-- SOURCE TEXT --
Long story short, there is a misalignment of interests and skills between my advisor and me. My advisor is aware of the misalignment of skills but he most likely underestimates the amount of interest misalignment. My PhD hasn't been very productive, mainly because I'm not interested in the topic at all (not only the exact topic, I've become tired of the entire sub-field).

My advisor cares deeply about their students and has always been very kind. At the same time, I have struggled communicating disagreements because he has greater assertiveness than me. He is extremely assertive and I'm extremely unassertive.

I need to finish as soon as possible meeting the bare minimum requirements to graduate. How should I communicate that, taking into account that a) he is way more assertive than me, b) due to my lack of communication skills, he has no clue that this is what I'm thinking right now, and c) I really don't want to lose his respect and professional contact. I just want to graduate and move on and do something in the same field but completely unrelated. I'm grateful to him for the opportunity but I just need to stop doing this before going insane.

-- SHORT EXERCISE 1 --
Answer these questions using the post about the PhD advisor:
(a) What does the writer say the advisor is aware of?
(b) How does the writer describe the advisor's assertiveness and the writer's own?
(c) What does the writer want to do after graduating?
-- SHORT EXERCISE 2 --
Extend the post about the PhD advisor by writing what comes next, starting after its final sentence.

-- DATASET CONTENT --
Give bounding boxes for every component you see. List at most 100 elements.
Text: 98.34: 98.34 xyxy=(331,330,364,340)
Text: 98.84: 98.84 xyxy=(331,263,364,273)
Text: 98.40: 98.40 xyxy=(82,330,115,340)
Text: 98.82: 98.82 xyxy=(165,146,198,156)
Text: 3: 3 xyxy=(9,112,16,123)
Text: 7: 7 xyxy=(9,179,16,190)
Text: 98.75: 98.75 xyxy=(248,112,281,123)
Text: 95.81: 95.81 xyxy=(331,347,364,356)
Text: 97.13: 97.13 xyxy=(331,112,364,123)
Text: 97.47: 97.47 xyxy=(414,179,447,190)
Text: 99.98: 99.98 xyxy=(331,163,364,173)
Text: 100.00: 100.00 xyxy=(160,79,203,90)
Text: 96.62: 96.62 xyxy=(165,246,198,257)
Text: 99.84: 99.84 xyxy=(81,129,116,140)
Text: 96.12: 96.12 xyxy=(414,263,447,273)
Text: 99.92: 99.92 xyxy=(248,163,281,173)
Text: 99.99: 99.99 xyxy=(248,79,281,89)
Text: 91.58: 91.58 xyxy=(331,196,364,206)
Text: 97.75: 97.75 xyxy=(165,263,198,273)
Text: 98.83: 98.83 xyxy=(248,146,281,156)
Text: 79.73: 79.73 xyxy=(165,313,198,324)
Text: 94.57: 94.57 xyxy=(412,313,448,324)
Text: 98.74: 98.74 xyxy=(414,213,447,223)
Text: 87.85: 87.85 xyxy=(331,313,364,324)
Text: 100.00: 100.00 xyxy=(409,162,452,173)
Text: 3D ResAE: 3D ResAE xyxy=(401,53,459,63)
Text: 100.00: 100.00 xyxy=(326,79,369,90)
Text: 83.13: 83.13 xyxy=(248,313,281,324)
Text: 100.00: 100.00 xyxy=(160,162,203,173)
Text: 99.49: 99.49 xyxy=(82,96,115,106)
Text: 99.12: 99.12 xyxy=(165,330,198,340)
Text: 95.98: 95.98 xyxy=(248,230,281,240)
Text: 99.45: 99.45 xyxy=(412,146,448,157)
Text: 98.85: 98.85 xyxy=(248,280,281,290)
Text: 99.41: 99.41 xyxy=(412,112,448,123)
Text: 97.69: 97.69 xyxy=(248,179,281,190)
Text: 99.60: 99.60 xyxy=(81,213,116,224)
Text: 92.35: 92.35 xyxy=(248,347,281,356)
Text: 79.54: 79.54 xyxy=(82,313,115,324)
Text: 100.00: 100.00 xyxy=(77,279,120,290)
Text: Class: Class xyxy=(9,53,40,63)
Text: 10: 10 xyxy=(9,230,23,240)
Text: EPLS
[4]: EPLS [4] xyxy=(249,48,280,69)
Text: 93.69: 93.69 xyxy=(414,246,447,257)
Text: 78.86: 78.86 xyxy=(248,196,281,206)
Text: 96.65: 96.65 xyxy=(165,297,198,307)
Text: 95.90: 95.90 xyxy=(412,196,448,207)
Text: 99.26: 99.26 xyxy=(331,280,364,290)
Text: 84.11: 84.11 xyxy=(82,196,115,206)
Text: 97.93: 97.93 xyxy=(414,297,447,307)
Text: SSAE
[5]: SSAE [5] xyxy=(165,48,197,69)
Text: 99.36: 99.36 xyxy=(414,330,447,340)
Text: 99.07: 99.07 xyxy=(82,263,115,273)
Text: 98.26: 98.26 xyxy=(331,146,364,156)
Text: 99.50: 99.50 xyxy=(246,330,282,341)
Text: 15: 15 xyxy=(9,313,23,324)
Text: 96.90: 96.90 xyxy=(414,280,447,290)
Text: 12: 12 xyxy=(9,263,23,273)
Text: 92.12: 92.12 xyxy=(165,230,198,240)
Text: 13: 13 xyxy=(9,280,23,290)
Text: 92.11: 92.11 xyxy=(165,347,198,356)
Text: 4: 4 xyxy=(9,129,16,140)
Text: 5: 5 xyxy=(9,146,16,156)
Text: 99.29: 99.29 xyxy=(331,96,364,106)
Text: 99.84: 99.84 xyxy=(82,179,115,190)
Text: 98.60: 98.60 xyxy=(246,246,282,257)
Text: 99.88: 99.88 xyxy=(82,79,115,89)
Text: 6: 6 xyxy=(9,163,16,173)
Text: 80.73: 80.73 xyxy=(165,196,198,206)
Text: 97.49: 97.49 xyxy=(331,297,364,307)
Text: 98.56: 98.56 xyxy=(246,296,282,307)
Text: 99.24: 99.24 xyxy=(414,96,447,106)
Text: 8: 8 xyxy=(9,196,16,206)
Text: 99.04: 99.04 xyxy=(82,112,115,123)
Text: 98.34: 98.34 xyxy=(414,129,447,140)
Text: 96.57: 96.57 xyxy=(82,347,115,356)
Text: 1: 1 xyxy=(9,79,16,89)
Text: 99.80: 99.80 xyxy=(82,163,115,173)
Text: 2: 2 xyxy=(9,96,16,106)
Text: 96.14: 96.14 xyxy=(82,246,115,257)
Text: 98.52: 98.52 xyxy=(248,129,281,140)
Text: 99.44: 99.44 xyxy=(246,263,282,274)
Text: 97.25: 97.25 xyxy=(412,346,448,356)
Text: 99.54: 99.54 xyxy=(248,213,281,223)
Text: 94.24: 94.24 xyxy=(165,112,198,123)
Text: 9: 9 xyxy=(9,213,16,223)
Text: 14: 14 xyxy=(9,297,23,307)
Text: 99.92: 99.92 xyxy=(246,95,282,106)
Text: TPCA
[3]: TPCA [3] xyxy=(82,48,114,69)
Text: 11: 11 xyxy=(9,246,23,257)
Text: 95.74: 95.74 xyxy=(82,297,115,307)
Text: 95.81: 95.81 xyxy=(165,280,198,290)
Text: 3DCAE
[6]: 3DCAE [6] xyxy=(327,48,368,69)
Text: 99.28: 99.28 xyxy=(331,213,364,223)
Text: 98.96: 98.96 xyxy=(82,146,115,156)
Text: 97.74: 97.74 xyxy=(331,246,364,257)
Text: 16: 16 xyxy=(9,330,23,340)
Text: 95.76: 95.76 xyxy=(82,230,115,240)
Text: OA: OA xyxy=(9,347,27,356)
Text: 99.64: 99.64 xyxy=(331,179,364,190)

-- RESULT 1 --
(a) The advisor is aware of the misalignment of skills between the two of them.
(b) The advisor is extremely assertive, and the writer is extremely unassertive.
(c) The writer wants to move on and do something in the same field but completely unrelated.

-- RESULT 2 --
I'm on risk of burning out without having published much. Realistically, I think I could get to the very lower bound of publications of what's typical in the field and university during this year. At the same time, PhDs in the UK are not supposed to run for much longer than that.

Apart from the communication, I'm also wondering if you have any tips on guidance on how to execute a "rush exit". I'm totally used to academia times, so I understand that accelerating my graduation perhaps just means advancing 1-2 months the graduation date; well, every single day I can spare from doing this will be very welcome. I just want to graduate asap whatever it takes, even if the resulting thesis is mediocre.

Another possibility I've considered is to ask to move to a part-time arrangement and work on the side, officialy 50-50 but in practice doing more like 75% work, 25% PhD, but that might be unwise.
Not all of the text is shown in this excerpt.